[Start MATERIAL]

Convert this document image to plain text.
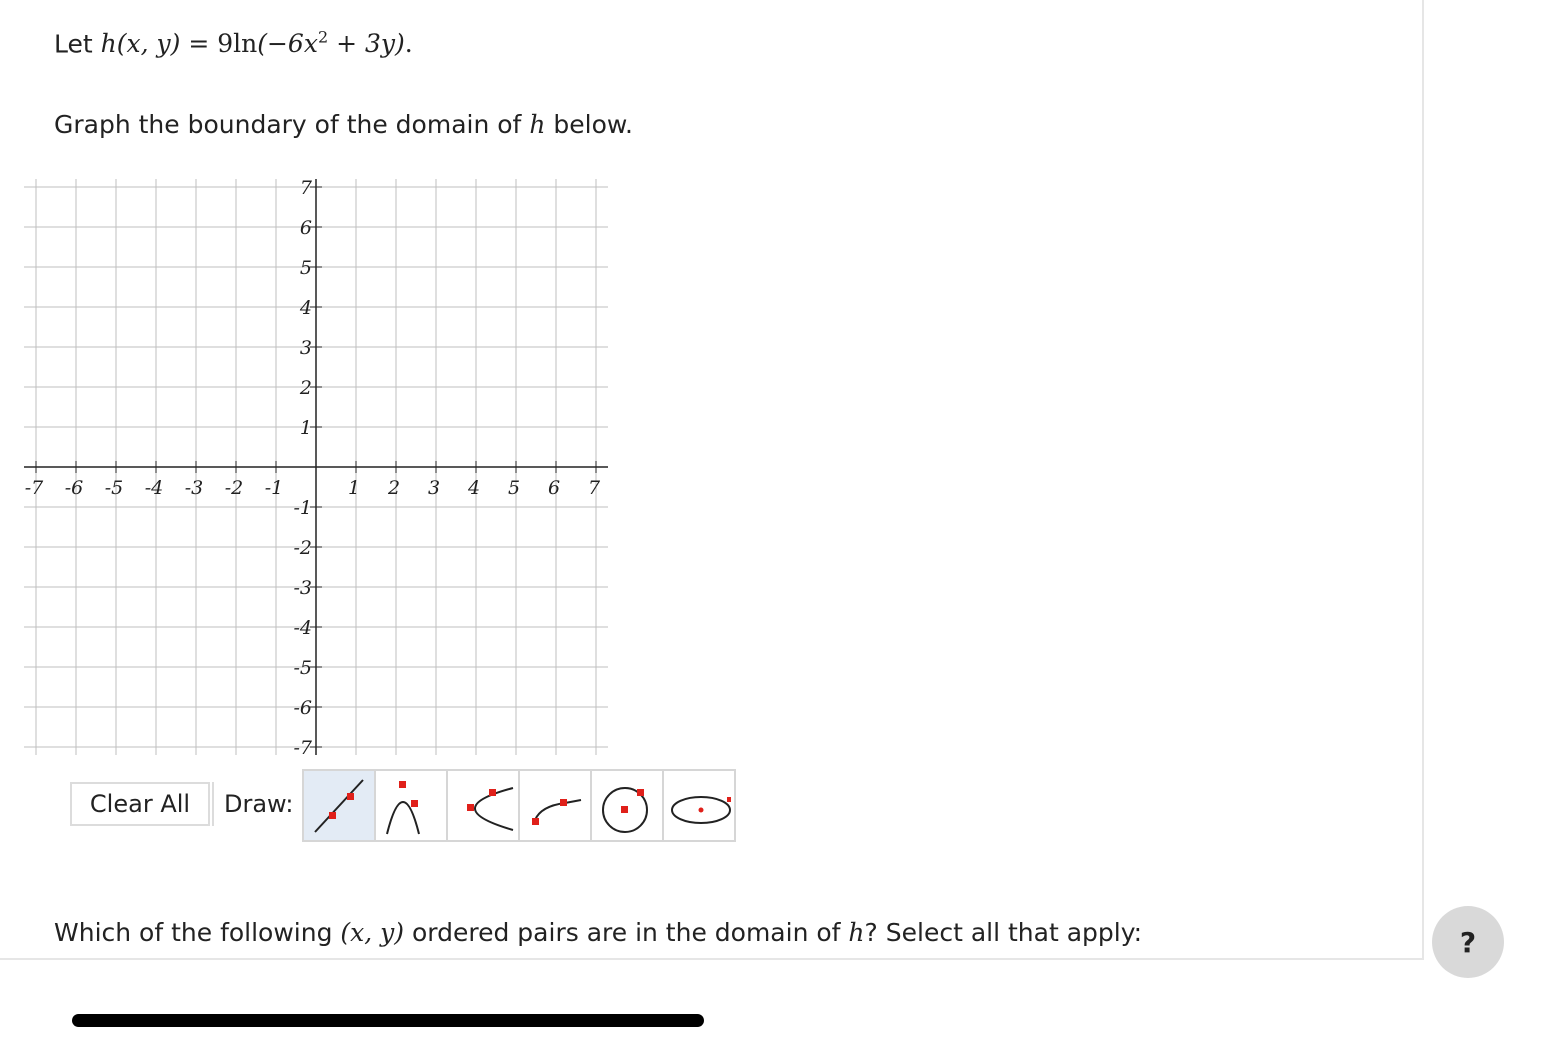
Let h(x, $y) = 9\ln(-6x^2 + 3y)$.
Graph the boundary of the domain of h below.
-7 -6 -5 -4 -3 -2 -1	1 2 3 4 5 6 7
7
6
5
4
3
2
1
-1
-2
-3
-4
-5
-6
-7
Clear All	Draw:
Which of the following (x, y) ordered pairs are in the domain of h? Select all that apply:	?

[End MATERIAL]

> [PROMPT] Reproduce the records, all of them, word for word; omit the pictures.

> [EXERCISE SOLUTION]
Convert this document image to plain text.
Let h(x, $y) = 9\ln(-6x^2 + 3y)$.
Graph the boundary of the domain of h below.
-7 -6 -5 -4 -3 -2 -1	1 2 3 4 5 6 7
7
6
5
4
3
2
1
-1
-2
-3
-4
-5
-6
-7
Clear All	Draw:
Which of the following (x, y) ordered pairs are in the domain of h? Select all that apply:	?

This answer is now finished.